======== Input rows ========

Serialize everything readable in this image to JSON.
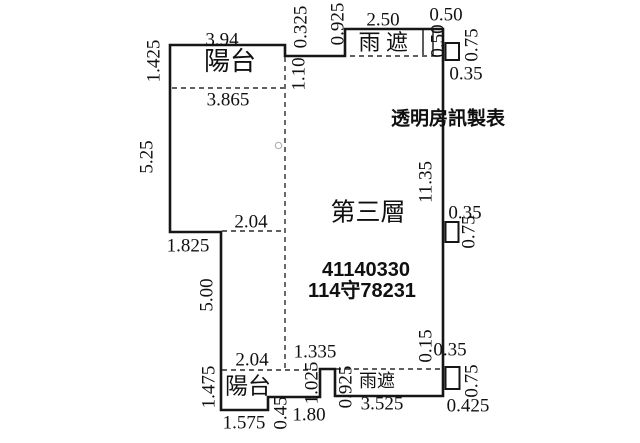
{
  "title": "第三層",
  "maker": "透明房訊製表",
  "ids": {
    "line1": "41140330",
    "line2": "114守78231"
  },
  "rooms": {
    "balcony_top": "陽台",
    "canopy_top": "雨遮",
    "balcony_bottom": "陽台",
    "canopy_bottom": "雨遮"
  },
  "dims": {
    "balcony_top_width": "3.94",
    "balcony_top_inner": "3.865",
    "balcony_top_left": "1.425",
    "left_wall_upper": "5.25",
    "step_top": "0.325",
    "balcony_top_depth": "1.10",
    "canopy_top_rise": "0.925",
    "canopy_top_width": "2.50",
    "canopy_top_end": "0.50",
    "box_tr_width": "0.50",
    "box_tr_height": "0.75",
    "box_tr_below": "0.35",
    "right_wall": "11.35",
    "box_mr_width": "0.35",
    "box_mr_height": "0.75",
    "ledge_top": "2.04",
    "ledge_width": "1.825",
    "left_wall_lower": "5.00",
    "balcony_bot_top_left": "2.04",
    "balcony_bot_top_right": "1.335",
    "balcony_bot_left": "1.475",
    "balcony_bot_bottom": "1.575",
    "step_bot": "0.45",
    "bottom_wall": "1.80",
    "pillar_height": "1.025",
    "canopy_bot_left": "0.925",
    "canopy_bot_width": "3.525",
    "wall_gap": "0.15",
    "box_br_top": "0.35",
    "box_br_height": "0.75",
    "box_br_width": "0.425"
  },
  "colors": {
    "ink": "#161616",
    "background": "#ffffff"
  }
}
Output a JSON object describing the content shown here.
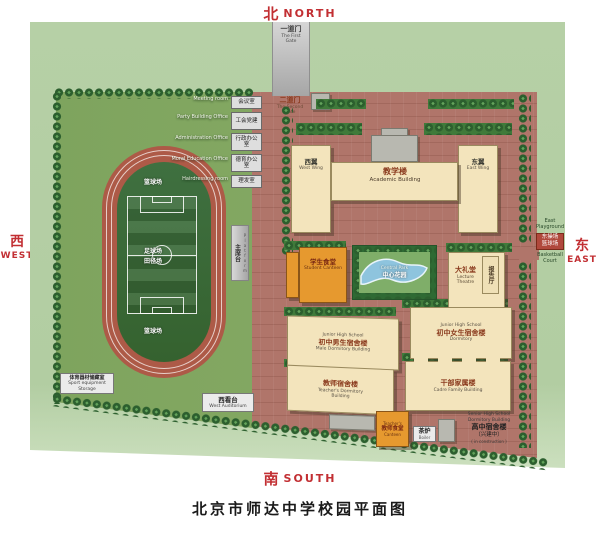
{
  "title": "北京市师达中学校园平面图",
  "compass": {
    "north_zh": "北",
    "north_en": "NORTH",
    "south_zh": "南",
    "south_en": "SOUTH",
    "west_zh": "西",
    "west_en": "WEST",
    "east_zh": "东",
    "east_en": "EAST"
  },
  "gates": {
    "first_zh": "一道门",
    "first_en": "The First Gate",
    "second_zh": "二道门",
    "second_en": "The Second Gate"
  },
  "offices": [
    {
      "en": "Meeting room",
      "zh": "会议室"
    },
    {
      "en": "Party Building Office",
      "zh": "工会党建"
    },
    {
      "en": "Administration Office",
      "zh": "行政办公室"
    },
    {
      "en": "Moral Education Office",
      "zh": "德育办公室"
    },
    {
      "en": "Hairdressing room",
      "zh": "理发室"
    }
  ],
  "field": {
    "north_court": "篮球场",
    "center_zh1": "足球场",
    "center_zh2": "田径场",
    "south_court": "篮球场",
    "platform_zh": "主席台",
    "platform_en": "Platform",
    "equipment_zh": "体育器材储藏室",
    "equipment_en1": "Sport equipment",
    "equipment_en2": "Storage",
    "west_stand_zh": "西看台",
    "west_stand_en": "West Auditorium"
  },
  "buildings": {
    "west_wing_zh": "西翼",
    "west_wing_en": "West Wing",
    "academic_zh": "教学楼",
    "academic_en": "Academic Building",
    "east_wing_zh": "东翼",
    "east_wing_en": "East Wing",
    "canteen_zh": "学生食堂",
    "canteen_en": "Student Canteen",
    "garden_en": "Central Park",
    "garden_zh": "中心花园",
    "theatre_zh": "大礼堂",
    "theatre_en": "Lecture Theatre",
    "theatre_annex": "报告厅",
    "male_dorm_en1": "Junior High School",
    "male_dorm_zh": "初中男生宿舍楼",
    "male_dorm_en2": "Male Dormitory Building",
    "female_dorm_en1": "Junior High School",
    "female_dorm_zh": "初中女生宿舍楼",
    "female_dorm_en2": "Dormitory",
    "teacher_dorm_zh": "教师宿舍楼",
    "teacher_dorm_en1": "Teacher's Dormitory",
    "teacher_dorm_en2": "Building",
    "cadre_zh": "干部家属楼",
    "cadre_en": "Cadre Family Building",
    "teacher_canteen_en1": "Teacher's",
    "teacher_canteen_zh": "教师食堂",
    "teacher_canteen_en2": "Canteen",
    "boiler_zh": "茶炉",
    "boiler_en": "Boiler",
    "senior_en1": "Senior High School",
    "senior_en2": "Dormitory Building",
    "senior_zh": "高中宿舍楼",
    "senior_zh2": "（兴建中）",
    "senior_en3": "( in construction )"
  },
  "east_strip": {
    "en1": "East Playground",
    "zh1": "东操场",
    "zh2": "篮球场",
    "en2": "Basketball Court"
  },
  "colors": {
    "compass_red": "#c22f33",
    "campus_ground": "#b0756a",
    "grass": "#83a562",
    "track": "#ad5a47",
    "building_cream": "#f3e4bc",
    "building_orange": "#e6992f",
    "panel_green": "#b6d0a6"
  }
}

========

Directive:
The entries above are to be returned exactly, without their pictures.

In response:
Serialize everything readable in this image to JSON.
{
  "title": "第三層",
  "maker": "透明房訊製表",
  "ids": {
    "line1": "41140330",
    "line2": "114守78231"
  },
  "rooms": {
    "balcony_top": "陽台",
    "canopy_top": "雨遮",
    "balcony_bottom": "陽台",
    "canopy_bottom": "雨遮"
  },
  "dims": {
    "balcony_top_width": "3.94",
    "balcony_top_inner": "3.865",
    "balcony_top_left": "1.425",
    "left_wall_upper": "5.25",
    "step_top": "0.325",
    "balcony_top_depth": "1.10",
    "canopy_top_rise": "0.925",
    "canopy_top_width": "2.50",
    "canopy_top_end": "0.50",
    "box_tr_width": "0.50",
    "box_tr_height": "0.75",
    "box_tr_below": "0.35",
    "right_wall": "11.35",
    "box_mr_width": "0.35",
    "box_mr_height": "0.75",
    "ledge_top": "2.04",
    "ledge_width": "1.825",
    "left_wall_lower": "5.00",
    "balcony_bot_top_left": "2.04",
    "balcony_bot_top_right": "1.335",
    "balcony_bot_left": "1.475",
    "balcony_bot_bottom": "1.575",
    "step_bot": "0.45",
    "bottom_wall": "1.80",
    "pillar_height": "1.025",
    "canopy_bot_left": "0.925",
    "canopy_bot_width": "3.525",
    "wall_gap": "0.15",
    "box_br_top": "0.35",
    "box_br_height": "0.75",
    "box_br_width": "0.425"
  },
  "colors": {
    "ink": "#161616",
    "background": "#ffffff"
  }
}
Output a JSON object describing the content shown here.
{
  "title": "北京市师达中学校园平面图",
  "compass": {
    "north_zh": "北",
    "north_en": "NORTH",
    "south_zh": "南",
    "south_en": "SOUTH",
    "west_zh": "西",
    "west_en": "WEST",
    "east_zh": "东",
    "east_en": "EAST"
  },
  "gates": {
    "first_zh": "一道门",
    "first_en": "The First Gate",
    "second_zh": "二道门",
    "second_en": "The Second Gate"
  },
  "offices": [
    {
      "en": "Meeting room",
      "zh": "会议室"
    },
    {
      "en": "Party Building Office",
      "zh": "工会党建"
    },
    {
      "en": "Administration Office",
      "zh": "行政办公室"
    },
    {
      "en": "Moral Education Office",
      "zh": "德育办公室"
    },
    {
      "en": "Hairdressing room",
      "zh": "理发室"
    }
  ],
  "field": {
    "north_court": "篮球场",
    "center_zh1": "足球场",
    "center_zh2": "田径场",
    "south_court": "篮球场",
    "platform_zh": "主席台",
    "platform_en": "Platform",
    "equipment_zh": "体育器材储藏室",
    "equipment_en1": "Sport equipment",
    "equipment_en2": "Storage",
    "west_stand_zh": "西看台",
    "west_stand_en": "West Auditorium"
  },
  "buildings": {
    "west_wing_zh": "西翼",
    "west_wing_en": "West Wing",
    "academic_zh": "教学楼",
    "academic_en": "Academic Building",
    "east_wing_zh": "东翼",
    "east_wing_en": "East Wing",
    "canteen_zh": "学生食堂",
    "canteen_en": "Student Canteen",
    "garden_en": "Central Park",
    "garden_zh": "中心花园",
    "theatre_zh": "大礼堂",
    "theatre_en": "Lecture Theatre",
    "theatre_annex": "报告厅",
    "male_dorm_en1": "Junior High School",
    "male_dorm_zh": "初中男生宿舍楼",
    "male_dorm_en2": "Male Dormitory Building",
    "female_dorm_en1": "Junior High School",
    "female_dorm_zh": "初中女生宿舍楼",
    "female_dorm_en2": "Dormitory",
    "teacher_dorm_zh": "教师宿舍楼",
    "teacher_dorm_en1": "Teacher's Dormitory",
    "teacher_dorm_en2": "Building",
    "cadre_zh": "干部家属楼",
    "cadre_en": "Cadre Family Building",
    "teacher_canteen_en1": "Teacher's",
    "teacher_canteen_zh": "教师食堂",
    "teacher_canteen_en2": "Canteen",
    "boiler_zh": "茶炉",
    "boiler_en": "Boiler",
    "senior_en1": "Senior High School",
    "senior_en2": "Dormitory Building",
    "senior_zh": "高中宿舍楼",
    "senior_zh2": "（兴建中）",
    "senior_en3": "( in construction )"
  },
  "east_strip": {
    "en1": "East Playground",
    "zh1": "东操场",
    "zh2": "篮球场",
    "en2": "Basketball Court"
  },
  "colors": {
    "compass_red": "#c22f33",
    "campus_ground": "#b0756a",
    "grass": "#83a562",
    "track": "#ad5a47",
    "building_cream": "#f3e4bc",
    "building_orange": "#e6992f",
    "panel_green": "#b6d0a6"
  }
}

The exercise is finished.